The exercise
Format the material from its first line through the line containing "The protector 2 is at (460, 705)." as a JSON list of strings, with one string for each line and blank lines left out.

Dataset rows
________________________
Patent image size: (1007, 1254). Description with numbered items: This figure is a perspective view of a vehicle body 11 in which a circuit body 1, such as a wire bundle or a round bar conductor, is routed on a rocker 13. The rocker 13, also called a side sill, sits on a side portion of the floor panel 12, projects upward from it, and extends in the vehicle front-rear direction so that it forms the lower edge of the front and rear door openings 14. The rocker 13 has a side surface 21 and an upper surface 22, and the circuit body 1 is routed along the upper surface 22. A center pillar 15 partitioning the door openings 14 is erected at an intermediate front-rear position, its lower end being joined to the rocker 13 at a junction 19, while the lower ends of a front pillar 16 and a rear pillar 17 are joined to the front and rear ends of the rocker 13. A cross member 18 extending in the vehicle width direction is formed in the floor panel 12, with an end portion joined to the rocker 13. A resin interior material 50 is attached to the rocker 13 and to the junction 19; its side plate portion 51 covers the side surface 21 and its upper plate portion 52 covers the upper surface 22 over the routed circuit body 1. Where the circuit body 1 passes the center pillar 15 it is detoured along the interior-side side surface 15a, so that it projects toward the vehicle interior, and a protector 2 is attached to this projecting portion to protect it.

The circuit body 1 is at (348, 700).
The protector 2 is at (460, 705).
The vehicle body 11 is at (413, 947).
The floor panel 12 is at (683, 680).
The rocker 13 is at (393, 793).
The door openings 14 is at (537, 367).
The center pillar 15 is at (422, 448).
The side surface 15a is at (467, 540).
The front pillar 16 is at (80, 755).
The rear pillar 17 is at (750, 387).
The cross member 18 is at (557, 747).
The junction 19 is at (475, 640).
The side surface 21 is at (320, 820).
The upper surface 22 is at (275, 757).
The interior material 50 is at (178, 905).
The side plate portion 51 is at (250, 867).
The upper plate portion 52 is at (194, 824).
________________________
Exercise result
[
  "Patent image size: (1007, 1254). Description with numbered items: This figure is a perspective view of a vehicle body 11 in which a circuit body 1, such as a wire bundle or a round bar conductor, is routed on a rocker 13. The rocker 13, also called a side sill, sits on a side portion of the floor panel 12, projects upward from it, and extends in the vehicle front-rear direction so that it forms the lower edge of the front and rear door openings 14. The rocker 13 has a side surface 21 and an upper surface 22, and the circuit body 1 is routed along the upper surface 22. A center pillar 15 partitioning the door openings 14 is erected at an intermediate front-rear position, its lower end being joined to the rocker 13 at a junction 19, while the lower ends of a front pillar 16 and a rear pillar 17 are joined to the front and rear ends of the rocker 13. A cross member 18 extending in the vehicle width direction is formed in the floor panel 12, with an end portion joined to the rocker 13. A resin interior material 50 is attached to the rocker 13 and to the junction 19; its side plate portion 51 covers the side surface 21 and its upper plate portion 52 covers the upper surface 22 over the routed circuit body 1. Where the circuit body 1 passes the center pillar 15 it is detoured along the interior-side side surface 15a, so that it projects toward the vehicle interior, and a protector 2 is attached to this projecting portion to protect it.",
  "The circuit body 1 is at (348, 700).",
  "The protector 2 is at (460, 705)."
]